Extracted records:
** Start **

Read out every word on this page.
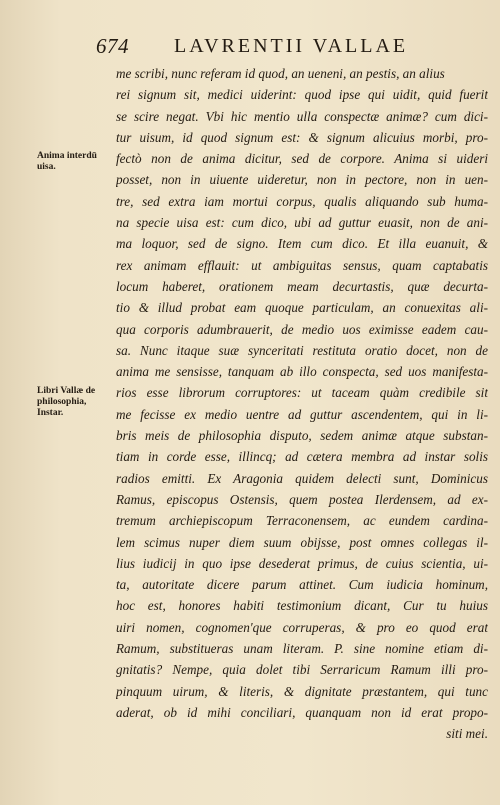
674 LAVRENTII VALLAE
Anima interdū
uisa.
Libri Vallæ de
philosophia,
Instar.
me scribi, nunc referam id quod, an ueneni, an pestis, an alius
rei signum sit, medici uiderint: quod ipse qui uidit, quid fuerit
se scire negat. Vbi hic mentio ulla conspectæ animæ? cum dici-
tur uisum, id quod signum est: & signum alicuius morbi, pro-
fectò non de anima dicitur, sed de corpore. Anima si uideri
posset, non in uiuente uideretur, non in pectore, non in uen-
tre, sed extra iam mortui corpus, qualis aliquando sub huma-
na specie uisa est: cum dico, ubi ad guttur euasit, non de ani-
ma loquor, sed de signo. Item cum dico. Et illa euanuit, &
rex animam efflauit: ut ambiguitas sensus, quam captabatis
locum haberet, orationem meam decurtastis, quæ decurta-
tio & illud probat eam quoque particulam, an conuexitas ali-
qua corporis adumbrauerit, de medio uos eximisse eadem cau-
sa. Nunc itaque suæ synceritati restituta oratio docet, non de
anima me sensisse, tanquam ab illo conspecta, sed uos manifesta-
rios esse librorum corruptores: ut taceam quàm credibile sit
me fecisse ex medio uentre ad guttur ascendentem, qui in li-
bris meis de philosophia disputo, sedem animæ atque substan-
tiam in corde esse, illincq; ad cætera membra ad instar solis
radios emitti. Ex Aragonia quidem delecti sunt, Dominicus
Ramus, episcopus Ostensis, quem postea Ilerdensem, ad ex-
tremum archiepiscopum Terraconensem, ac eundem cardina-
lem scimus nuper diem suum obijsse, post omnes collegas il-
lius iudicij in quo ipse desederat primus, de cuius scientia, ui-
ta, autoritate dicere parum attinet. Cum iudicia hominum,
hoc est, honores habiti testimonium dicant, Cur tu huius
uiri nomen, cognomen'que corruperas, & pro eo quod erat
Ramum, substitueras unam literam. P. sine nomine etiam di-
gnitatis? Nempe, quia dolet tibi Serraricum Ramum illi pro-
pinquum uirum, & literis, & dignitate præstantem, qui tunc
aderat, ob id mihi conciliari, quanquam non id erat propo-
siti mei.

** End **
** Start **

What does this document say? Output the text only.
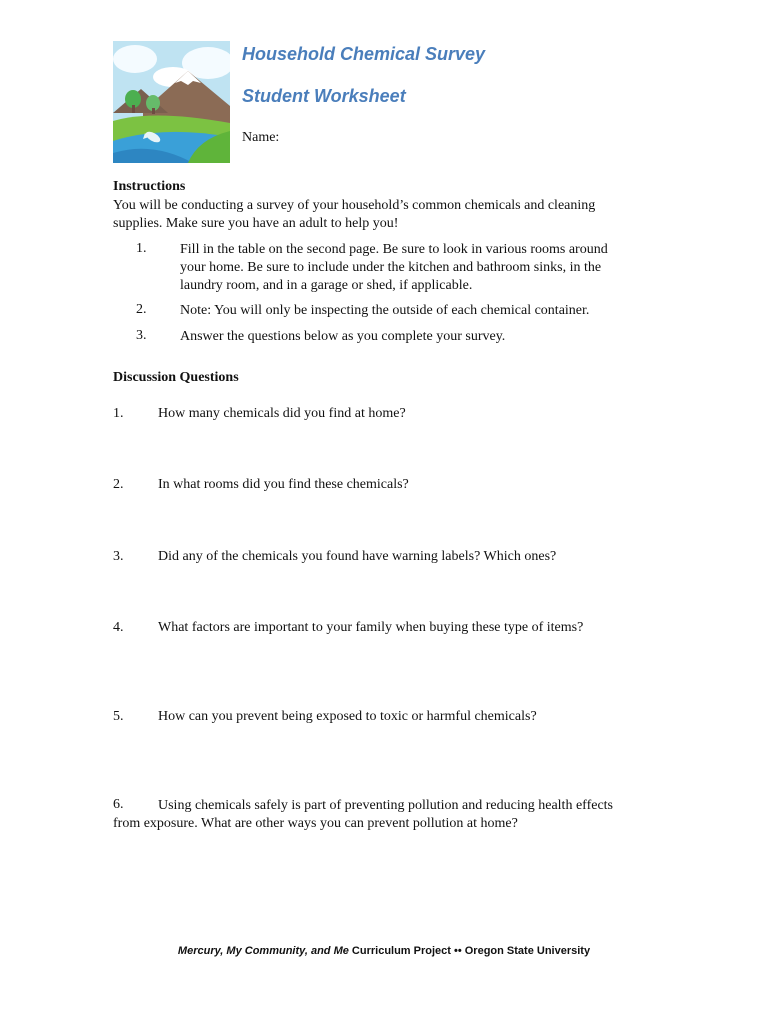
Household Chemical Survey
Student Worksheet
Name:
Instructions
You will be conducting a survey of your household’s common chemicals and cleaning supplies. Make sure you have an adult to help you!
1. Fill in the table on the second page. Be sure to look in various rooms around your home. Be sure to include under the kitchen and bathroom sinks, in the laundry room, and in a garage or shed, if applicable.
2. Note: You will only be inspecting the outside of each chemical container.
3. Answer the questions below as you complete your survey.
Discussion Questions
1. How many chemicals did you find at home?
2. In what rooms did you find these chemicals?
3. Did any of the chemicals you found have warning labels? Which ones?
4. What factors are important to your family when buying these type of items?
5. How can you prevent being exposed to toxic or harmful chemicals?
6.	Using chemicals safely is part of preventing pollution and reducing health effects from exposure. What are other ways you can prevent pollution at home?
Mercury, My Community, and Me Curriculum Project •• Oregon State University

** End **

◆ **REQUIREMENTS**
Wherever a line in the data above holds "home", copy that line.

◆ **COMPLETED TASK**
1. Fill in the table on the second page. Be sure to look in various rooms around your home. Be sure to include under the kitchen and bathroom sinks, in the laundry room, and in a garage or shed, if applicable.
1. How many chemicals did you find at home?
6.	Using chemicals safely is part of preventing pollution and reducing health effects from exposure. What are other ways you can prevent pollution at home?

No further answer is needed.